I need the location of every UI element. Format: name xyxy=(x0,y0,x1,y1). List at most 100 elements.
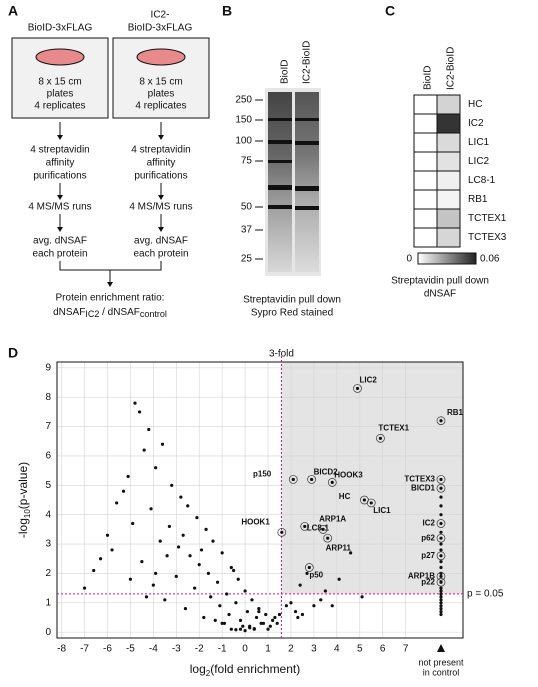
point xyxy=(176,545,181,549)
step-text: 4 MS/MS runs xyxy=(129,202,192,213)
step-text: 8 x 15 cm xyxy=(38,77,81,88)
point xyxy=(248,626,252,630)
point xyxy=(360,595,364,599)
point xyxy=(307,565,311,570)
point xyxy=(151,583,155,587)
point xyxy=(160,442,165,446)
point xyxy=(439,504,443,508)
point xyxy=(238,627,243,631)
point xyxy=(293,609,298,614)
point xyxy=(439,521,443,526)
ladder-label: 100 xyxy=(235,136,252,147)
point xyxy=(289,601,293,605)
heat-cell xyxy=(413,113,438,134)
y-tick-label: 2 xyxy=(45,568,51,579)
ratio: dNSAFIC2 / dNSAFcontrol xyxy=(53,307,167,320)
point xyxy=(284,604,288,608)
ratio-part: dNSAF xyxy=(53,307,85,318)
point-label: TCTEX3 xyxy=(404,475,435,484)
caption: dNSAF xyxy=(424,289,456,300)
label-sub: 10 xyxy=(23,509,32,518)
step-text: 4 streptavidin xyxy=(30,145,89,156)
x-tick-label: 4 xyxy=(334,644,340,655)
point xyxy=(206,571,210,576)
point-label: p27 xyxy=(421,551,435,560)
point xyxy=(319,598,323,602)
lane-label: BioID xyxy=(280,60,291,84)
point xyxy=(211,539,215,543)
point xyxy=(128,577,133,581)
point-label: p50 xyxy=(309,571,323,580)
point xyxy=(291,477,295,482)
point xyxy=(330,480,334,484)
highlight-ring xyxy=(436,551,446,561)
not-present-marker xyxy=(437,644,445,652)
point xyxy=(257,609,261,614)
heat-cell xyxy=(436,151,461,172)
label-part: log xyxy=(190,662,206,676)
heat-cell xyxy=(413,132,438,153)
not-present-label: in control xyxy=(423,667,460,677)
point-label: LIC1 xyxy=(373,506,391,515)
highlight-ring xyxy=(318,525,328,534)
heat-cell xyxy=(436,208,461,229)
point xyxy=(195,516,199,520)
point xyxy=(337,577,341,581)
point xyxy=(349,551,353,555)
ratio-sub: control xyxy=(140,309,167,319)
highlight-ring xyxy=(288,475,298,484)
not-present-label: not present xyxy=(418,657,464,667)
point xyxy=(188,554,192,558)
point xyxy=(378,436,383,440)
point xyxy=(183,607,188,611)
column-title: BioID-3xFLAG xyxy=(128,23,193,34)
point xyxy=(326,536,330,540)
lane-label: IC2-BioID xyxy=(302,41,313,84)
point xyxy=(133,401,137,405)
label-part: (p-value) xyxy=(16,462,30,509)
point xyxy=(126,474,130,479)
point xyxy=(186,504,190,508)
point xyxy=(257,607,261,611)
row-label: LIC2 xyxy=(468,156,490,167)
heat-cell xyxy=(413,227,438,248)
highlight-ring xyxy=(277,527,287,537)
heat-cell xyxy=(413,94,438,115)
highlight-ring xyxy=(353,384,362,393)
point xyxy=(144,595,149,599)
point-label: p22 xyxy=(421,577,435,586)
label-part: -log xyxy=(16,518,30,538)
point-label: HOOK3 xyxy=(334,470,363,479)
point xyxy=(330,604,334,608)
point xyxy=(439,542,443,546)
heat-cell xyxy=(436,94,461,115)
point-label: ARP1B xyxy=(408,571,435,580)
point xyxy=(310,477,314,482)
point xyxy=(82,586,87,590)
point xyxy=(439,607,443,611)
step-text: 4 streptavidin xyxy=(131,145,190,156)
panel-letter: C xyxy=(385,3,395,19)
heat-cell xyxy=(413,170,438,191)
point xyxy=(137,410,142,414)
point xyxy=(271,618,275,622)
point xyxy=(193,586,197,590)
step-text: plates xyxy=(148,89,175,100)
ladder-label: 75 xyxy=(241,156,253,167)
step-text: purifications xyxy=(134,171,187,182)
point xyxy=(174,574,178,578)
point xyxy=(439,574,443,578)
y-tick-label: 5 xyxy=(45,480,51,491)
step-text: 8 x 15 cm xyxy=(139,77,182,88)
x-tick-label: -5 xyxy=(126,644,135,655)
point xyxy=(439,530,443,534)
point xyxy=(439,554,443,558)
heat-cell xyxy=(436,170,461,191)
point xyxy=(243,629,247,633)
column-title: IC2- xyxy=(151,10,170,21)
point xyxy=(439,609,443,614)
x-axis-label: log2(fold enrichment) xyxy=(190,662,301,678)
column-label: BioID xyxy=(423,66,434,90)
step-text: purifications xyxy=(33,171,86,182)
point xyxy=(266,627,270,631)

练习要求:
将材料中含有“point xyxy=(176,545,181,549)”的一行至含有“point xyxy=(133,401,137,405)”的一行（首尾两行均包括在内）原样重新键入。

本题答案:
point xyxy=(176,545,181,549)
step-text: 4 MS/MS runs xyxy=(129,202,192,213)
step-text: 8 x 15 cm xyxy=(38,77,81,88)
point xyxy=(248,626,252,630)
point xyxy=(360,595,364,599)
point xyxy=(307,565,311,570)
point xyxy=(151,583,155,587)
point xyxy=(160,442,165,446)
point xyxy=(439,504,443,508)
point xyxy=(238,627,243,631)
point xyxy=(293,609,298,614)
point xyxy=(439,521,443,526)
ladder-label: 100 xyxy=(235,136,252,147)
point xyxy=(289,601,293,605)
heat-cell xyxy=(413,113,438,134)
y-tick-label: 2 xyxy=(45,568,51,579)
ratio: dNSAFIC2 / dNSAFcontrol xyxy=(53,307,167,320)
point xyxy=(284,604,288,608)
ratio-part: dNSAF xyxy=(53,307,85,318)
point-label: TCTEX3 xyxy=(404,475,435,484)
caption: dNSAF xyxy=(424,289,456,300)
label-sub: 10 xyxy=(23,509,32,518)
step-text: 4 streptavidin xyxy=(30,145,89,156)
x-tick-label: 4 xyxy=(334,644,340,655)
point xyxy=(206,571,210,576)
point-label: p27 xyxy=(421,551,435,560)
point xyxy=(319,598,323,602)
lane-label: BioID xyxy=(280,60,291,84)
point xyxy=(211,539,215,543)
point xyxy=(128,577,133,581)
point-label: p50 xyxy=(309,571,323,580)
point xyxy=(291,477,295,482)
point xyxy=(330,480,334,484)
highlight-ring xyxy=(436,551,446,561)
not-present-marker xyxy=(437,644,445,652)
point xyxy=(257,609,261,614)
heat-cell xyxy=(436,151,461,172)
label-part: log xyxy=(190,662,206,676)
heat-cell xyxy=(413,132,438,153)
not-present-label: in control xyxy=(423,667,460,677)
point-label: LIC1 xyxy=(373,506,391,515)
highlight-ring xyxy=(318,525,328,534)
heat-cell xyxy=(436,208,461,229)
point xyxy=(195,516,199,520)
point xyxy=(337,577,341,581)
point xyxy=(349,551,353,555)
ratio-sub: control xyxy=(140,309,167,319)
highlight-ring xyxy=(288,475,298,484)
not-present-label: not present xyxy=(418,657,464,667)
point xyxy=(188,554,192,558)
point xyxy=(378,436,383,440)
point xyxy=(183,607,188,611)
column-title: BioID-3xFLAG xyxy=(128,23,193,34)
point xyxy=(326,536,330,540)
lane-label: IC2-BioID xyxy=(302,41,313,84)
point xyxy=(133,401,137,405)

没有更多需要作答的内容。